- WHAT IS EXPECTED
Swap "equation-number" for "eq-number" everywhere in the records from the very start down to and including the line with "Find all labels, buttons, inputs, and", changing nothing else. Give back only those lines, without the pictures.
►
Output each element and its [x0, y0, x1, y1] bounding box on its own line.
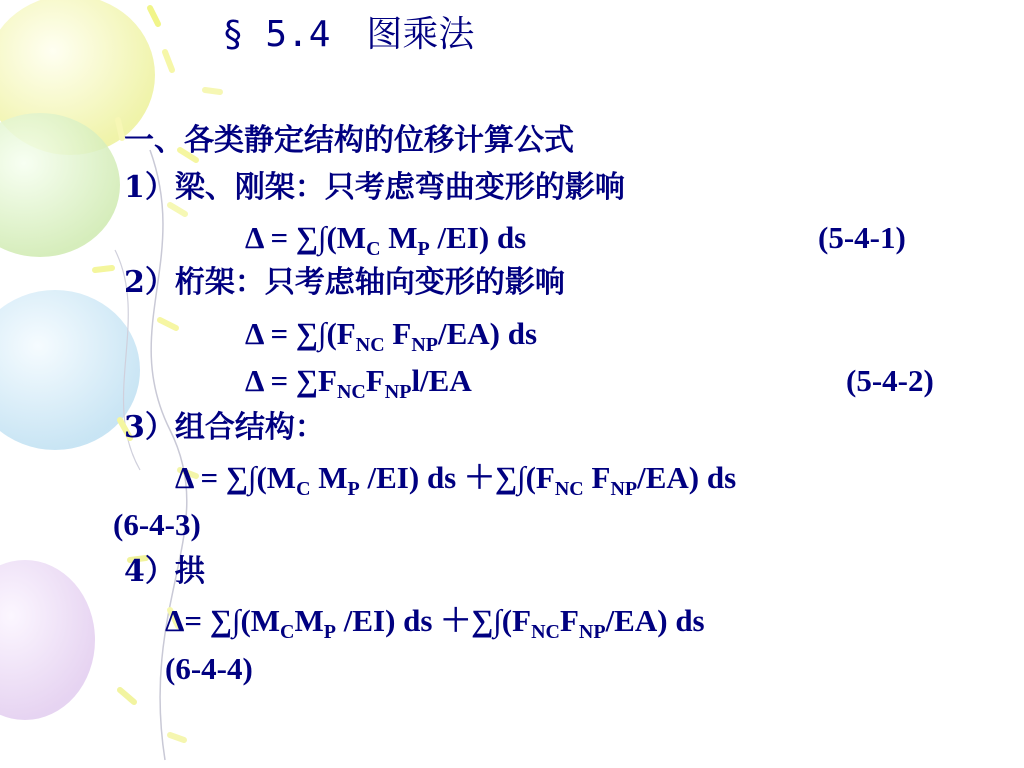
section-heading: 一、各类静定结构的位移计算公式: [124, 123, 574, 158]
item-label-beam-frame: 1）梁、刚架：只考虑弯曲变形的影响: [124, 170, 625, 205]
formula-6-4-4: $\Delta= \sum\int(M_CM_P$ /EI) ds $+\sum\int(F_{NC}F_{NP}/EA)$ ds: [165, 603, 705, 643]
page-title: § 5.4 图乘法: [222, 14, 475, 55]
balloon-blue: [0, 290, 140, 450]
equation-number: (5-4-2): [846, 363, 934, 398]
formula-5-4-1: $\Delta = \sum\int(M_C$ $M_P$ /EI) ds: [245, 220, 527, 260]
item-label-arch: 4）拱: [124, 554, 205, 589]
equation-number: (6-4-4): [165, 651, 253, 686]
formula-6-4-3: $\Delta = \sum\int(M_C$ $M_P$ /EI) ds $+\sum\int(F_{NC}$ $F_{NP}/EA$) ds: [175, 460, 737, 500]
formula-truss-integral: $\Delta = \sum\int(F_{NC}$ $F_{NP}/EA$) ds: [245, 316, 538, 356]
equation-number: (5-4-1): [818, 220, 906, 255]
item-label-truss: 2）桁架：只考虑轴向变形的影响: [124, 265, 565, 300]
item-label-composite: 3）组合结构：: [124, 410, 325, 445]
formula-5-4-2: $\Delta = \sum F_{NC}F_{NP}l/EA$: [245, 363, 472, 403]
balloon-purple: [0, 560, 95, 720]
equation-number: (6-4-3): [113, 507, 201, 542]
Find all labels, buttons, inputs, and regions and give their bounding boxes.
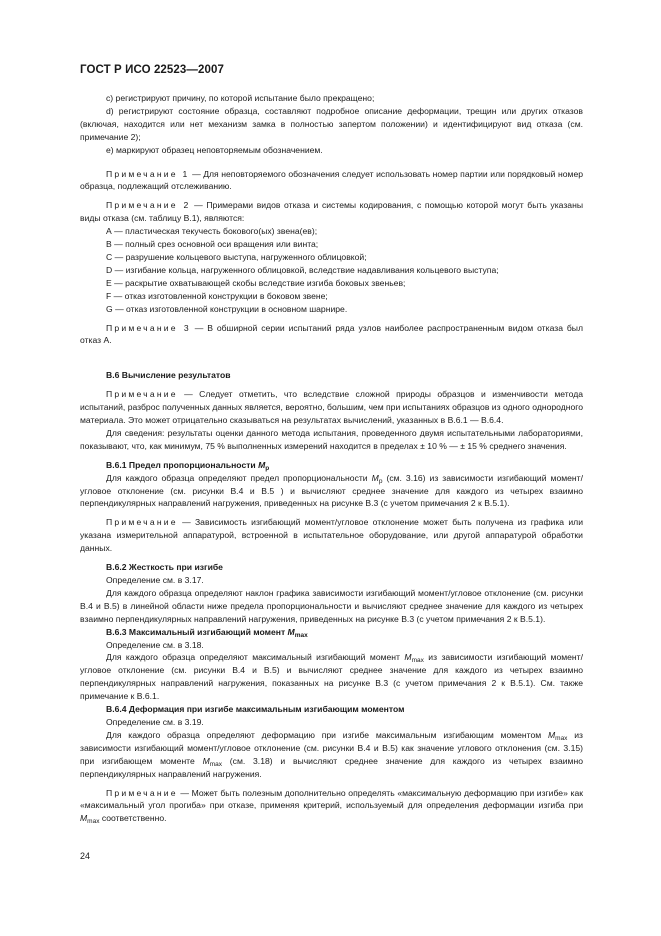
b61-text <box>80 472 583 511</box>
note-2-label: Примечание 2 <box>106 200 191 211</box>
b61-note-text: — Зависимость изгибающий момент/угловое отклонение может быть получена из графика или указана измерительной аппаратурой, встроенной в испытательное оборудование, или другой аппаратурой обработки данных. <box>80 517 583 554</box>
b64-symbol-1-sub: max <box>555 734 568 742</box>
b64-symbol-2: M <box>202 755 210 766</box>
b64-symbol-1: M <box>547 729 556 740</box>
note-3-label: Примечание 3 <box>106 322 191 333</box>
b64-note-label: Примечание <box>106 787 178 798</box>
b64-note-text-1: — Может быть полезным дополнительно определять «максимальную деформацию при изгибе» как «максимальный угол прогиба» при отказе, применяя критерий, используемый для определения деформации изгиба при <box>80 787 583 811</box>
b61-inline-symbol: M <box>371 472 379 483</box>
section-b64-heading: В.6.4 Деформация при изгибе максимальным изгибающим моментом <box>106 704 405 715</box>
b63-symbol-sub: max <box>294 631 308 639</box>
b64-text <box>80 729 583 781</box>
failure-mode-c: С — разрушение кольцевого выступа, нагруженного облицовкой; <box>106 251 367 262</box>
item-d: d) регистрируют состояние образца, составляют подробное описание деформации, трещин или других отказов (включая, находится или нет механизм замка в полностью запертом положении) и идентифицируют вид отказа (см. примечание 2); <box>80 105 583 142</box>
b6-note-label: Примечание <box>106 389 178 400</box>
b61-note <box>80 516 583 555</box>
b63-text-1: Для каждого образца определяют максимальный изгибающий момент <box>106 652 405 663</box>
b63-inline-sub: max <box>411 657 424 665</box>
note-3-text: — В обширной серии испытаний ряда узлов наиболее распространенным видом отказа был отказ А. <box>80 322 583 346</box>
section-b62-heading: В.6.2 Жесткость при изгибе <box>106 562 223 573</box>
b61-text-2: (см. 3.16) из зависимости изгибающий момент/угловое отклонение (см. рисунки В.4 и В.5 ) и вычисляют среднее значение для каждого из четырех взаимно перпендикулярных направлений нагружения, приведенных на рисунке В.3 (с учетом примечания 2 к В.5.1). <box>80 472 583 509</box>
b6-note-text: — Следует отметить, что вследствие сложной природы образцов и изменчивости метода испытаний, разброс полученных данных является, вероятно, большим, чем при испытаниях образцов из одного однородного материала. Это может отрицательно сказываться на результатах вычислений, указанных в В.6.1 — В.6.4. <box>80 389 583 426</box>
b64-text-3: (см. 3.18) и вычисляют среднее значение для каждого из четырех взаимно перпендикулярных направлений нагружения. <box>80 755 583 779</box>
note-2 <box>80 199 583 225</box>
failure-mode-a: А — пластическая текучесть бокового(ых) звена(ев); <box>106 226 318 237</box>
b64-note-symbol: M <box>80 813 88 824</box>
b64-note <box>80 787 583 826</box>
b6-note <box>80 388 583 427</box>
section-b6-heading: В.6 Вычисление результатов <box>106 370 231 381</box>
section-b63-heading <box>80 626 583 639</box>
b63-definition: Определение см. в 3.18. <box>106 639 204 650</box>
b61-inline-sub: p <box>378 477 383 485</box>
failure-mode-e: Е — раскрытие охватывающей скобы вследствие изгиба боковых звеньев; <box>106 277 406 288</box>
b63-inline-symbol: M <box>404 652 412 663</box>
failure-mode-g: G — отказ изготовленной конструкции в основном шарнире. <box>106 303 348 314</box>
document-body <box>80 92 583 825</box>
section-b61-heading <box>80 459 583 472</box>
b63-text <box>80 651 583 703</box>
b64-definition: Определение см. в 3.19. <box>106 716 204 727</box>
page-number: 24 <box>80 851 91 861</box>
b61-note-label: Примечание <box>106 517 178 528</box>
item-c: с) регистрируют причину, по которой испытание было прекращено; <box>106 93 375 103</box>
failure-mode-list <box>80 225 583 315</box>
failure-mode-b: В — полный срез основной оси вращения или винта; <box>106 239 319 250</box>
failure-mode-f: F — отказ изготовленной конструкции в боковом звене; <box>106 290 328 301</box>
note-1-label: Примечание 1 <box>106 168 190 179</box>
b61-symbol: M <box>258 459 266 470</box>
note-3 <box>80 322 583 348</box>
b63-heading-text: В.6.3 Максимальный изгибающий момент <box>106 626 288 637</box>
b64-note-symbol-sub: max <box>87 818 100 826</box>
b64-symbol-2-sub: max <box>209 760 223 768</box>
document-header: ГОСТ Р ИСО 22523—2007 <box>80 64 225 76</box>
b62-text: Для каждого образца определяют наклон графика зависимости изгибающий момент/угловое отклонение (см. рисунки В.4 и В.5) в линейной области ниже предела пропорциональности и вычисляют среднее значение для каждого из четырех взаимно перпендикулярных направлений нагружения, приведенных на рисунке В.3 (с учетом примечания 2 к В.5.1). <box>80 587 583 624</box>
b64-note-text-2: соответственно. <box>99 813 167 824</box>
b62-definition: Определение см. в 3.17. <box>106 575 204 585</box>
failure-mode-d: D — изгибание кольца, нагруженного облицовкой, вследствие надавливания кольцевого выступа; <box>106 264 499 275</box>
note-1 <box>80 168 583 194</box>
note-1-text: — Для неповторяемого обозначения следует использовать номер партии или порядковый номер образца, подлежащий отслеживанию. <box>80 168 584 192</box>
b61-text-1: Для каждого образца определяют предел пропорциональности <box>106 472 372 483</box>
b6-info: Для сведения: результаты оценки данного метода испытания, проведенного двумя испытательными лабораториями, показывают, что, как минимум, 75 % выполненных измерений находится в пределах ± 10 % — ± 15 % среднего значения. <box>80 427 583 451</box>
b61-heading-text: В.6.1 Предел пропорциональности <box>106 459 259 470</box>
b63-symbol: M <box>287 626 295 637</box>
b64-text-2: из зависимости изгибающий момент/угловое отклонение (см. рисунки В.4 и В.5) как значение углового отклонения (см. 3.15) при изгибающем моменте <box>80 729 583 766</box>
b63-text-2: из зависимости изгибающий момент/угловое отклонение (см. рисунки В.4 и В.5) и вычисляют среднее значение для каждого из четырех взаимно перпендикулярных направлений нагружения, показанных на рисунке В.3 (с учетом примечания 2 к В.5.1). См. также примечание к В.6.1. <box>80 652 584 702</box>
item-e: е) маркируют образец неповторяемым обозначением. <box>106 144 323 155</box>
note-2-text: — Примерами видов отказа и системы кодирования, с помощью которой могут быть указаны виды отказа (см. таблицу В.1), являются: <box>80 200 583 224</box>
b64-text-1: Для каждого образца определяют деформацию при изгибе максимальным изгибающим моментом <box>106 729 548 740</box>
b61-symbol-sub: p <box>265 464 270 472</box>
◄
- SOLUTION BELOW
Output each element and its [x0, y0, x1, y1] bounding box on its own line.
section-heading: 一、各类静定结构的位移计算公式: [124, 123, 574, 158]
item-label-beam-frame: 1）梁、刚架：只考虑弯曲变形的影响: [124, 170, 625, 205]
formula-6-4-4: $\Delta= \sum\int(M_CM_P$ /EI) ds $+\sum\int(F_{NC}F_{NP}/EA)$ ds: [165, 603, 705, 643]
page-title: § 5.4 图乘法: [222, 14, 475, 55]
balloon-blue: [0, 290, 140, 450]
eq-number: (5-4-2): [846, 363, 934, 398]
formula-5-4-1: $\Delta = \sum\int(M_C$ $M_P$ /EI) ds: [245, 220, 527, 260]
item-label-arch: 4）拱: [124, 554, 205, 589]
eq-number: (6-4-4): [165, 651, 253, 686]
formula-6-4-3: $\Delta = \sum\int(M_C$ $M_P$ /EI) ds $+\sum\int(F_{NC}$ $F_{NP}/EA$) ds: [175, 460, 737, 500]
formula-truss-integral: $\Delta = \sum\int(F_{NC}$ $F_{NP}/EA$) ds: [245, 316, 538, 356]
eq-number: (5-4-1): [818, 220, 906, 255]
item-label-truss: 2）桁架：只考虑轴向变形的影响: [124, 265, 565, 300]
item-label-composite: 3）组合结构：: [124, 410, 325, 445]
formula-5-4-2: $\Delta = \sum F_{NC}F_{NP}l/EA$: [245, 363, 472, 403]
balloon-purple: [0, 560, 95, 720]
eq-number: (6-4-3): [113, 507, 201, 542]
Find all labels, buttons, inputs, and regions and give their bounding boxes.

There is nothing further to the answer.